**YOUR GOAL**:
In the records that follow, count the lines where the string "them" appears, and give the count with nothing added.

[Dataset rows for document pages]

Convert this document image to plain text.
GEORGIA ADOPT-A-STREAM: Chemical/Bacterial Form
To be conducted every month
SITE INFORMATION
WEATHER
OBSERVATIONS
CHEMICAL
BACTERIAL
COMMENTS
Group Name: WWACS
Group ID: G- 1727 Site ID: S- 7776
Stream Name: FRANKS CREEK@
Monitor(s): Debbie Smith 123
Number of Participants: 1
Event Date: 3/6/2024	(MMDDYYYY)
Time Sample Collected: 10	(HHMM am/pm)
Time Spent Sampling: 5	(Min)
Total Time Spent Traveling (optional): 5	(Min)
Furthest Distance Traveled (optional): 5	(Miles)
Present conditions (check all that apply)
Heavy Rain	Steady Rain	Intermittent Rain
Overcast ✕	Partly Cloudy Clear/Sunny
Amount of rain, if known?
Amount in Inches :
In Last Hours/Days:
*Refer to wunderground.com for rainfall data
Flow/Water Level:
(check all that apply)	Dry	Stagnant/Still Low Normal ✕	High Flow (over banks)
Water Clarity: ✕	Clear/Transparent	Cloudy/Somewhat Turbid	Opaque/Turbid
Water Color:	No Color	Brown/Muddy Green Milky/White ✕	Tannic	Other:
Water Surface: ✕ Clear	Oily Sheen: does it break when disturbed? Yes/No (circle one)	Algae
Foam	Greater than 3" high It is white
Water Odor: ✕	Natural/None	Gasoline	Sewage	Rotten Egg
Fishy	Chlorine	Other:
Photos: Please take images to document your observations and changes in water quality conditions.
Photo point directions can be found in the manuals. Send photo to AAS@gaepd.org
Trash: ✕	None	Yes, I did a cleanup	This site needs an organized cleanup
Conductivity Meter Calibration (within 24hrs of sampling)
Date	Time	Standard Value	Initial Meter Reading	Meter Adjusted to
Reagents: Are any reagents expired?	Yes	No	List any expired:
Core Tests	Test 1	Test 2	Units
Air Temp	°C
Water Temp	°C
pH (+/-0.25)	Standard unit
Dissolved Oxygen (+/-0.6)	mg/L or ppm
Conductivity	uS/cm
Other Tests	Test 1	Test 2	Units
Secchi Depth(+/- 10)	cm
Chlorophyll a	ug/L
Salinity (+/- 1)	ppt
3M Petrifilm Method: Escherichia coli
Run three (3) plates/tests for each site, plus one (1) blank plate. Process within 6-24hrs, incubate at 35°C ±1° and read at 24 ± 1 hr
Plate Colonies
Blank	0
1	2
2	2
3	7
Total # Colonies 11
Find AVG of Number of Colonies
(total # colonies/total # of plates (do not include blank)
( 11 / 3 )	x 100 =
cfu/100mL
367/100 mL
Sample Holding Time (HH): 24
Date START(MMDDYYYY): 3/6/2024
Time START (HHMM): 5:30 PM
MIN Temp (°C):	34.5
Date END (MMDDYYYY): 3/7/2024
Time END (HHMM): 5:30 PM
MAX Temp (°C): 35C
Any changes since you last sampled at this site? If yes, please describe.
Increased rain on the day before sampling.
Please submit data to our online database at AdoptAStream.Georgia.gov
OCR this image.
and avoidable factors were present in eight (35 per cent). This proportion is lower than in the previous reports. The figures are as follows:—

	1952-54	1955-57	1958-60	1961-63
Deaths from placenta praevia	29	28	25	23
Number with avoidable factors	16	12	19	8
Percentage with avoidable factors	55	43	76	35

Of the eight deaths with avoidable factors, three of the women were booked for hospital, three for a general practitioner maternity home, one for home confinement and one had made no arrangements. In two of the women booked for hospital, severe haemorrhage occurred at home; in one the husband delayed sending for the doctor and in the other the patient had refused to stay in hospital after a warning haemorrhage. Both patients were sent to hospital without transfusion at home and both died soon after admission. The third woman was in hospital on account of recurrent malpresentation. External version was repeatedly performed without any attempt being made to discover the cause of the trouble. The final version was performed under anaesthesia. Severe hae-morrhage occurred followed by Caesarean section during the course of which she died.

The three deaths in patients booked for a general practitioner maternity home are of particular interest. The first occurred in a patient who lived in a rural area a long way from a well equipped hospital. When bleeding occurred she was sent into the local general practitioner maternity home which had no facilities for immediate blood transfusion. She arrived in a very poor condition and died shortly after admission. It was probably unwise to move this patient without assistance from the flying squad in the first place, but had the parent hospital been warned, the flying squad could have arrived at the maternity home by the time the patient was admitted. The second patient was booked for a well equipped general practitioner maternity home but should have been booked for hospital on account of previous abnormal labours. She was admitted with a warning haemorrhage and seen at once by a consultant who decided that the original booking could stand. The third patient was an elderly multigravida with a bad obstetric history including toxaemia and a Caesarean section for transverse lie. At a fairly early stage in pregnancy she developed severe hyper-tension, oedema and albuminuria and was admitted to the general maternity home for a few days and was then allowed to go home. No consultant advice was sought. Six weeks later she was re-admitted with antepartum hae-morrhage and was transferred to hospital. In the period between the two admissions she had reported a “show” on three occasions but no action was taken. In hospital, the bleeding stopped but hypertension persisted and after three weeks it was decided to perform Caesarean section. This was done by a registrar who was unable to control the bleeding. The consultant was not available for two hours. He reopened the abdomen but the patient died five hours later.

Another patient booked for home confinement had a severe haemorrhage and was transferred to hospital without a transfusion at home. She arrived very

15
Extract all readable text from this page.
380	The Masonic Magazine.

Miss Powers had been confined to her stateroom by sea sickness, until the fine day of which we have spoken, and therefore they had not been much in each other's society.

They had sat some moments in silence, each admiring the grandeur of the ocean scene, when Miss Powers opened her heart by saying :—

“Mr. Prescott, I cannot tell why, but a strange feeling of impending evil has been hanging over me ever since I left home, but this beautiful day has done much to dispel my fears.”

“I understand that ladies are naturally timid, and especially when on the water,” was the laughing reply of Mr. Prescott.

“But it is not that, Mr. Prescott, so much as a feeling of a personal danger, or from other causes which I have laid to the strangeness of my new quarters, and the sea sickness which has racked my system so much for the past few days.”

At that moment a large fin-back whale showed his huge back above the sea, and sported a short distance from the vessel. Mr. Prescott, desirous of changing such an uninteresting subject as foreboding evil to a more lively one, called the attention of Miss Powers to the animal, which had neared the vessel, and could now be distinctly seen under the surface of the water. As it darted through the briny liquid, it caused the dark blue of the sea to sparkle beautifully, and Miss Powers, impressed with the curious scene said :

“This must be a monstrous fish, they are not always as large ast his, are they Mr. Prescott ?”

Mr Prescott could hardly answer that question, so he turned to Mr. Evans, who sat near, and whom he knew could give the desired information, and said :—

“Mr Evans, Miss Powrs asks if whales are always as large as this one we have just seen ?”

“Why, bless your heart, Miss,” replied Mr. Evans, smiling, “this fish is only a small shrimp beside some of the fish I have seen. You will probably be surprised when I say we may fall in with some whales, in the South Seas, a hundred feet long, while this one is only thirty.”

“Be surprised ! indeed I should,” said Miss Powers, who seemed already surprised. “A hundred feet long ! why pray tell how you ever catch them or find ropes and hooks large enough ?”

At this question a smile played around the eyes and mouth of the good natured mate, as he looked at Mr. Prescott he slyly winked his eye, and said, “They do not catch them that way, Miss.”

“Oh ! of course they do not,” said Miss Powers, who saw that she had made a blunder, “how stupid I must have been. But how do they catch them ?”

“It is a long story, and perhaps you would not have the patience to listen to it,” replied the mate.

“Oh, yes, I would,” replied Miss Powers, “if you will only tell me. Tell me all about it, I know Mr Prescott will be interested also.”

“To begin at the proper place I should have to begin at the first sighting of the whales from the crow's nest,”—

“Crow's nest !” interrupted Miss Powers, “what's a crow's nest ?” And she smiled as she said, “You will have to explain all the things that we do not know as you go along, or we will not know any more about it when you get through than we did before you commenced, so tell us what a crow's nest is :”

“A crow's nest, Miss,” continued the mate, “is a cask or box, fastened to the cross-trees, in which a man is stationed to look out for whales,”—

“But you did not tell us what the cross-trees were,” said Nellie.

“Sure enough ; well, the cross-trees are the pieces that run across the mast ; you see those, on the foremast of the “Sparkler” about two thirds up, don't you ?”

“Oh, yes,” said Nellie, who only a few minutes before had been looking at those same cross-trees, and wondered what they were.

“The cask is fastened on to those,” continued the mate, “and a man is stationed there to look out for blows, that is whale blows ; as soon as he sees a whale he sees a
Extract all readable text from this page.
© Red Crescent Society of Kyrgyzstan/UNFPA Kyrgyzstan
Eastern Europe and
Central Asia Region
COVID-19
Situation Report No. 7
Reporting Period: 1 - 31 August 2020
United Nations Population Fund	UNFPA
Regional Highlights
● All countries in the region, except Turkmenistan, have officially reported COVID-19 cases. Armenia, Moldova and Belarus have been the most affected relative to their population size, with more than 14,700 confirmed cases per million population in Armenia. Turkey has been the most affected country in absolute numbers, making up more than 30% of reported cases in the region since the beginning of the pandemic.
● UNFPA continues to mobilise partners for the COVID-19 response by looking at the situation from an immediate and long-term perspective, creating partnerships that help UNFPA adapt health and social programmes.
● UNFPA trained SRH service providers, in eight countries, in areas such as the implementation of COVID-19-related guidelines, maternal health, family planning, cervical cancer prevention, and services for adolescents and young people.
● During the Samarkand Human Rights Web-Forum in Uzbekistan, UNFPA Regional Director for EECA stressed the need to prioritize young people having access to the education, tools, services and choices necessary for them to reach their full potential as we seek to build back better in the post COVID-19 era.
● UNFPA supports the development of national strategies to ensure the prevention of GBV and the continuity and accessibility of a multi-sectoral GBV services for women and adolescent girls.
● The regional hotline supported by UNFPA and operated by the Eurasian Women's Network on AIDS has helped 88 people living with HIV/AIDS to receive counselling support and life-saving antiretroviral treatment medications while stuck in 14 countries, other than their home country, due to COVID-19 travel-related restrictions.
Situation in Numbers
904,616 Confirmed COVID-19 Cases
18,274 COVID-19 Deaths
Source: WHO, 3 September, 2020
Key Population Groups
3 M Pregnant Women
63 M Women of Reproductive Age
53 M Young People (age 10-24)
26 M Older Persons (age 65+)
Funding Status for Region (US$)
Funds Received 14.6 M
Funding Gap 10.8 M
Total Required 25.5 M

**EXERCISE ANSWER**:
4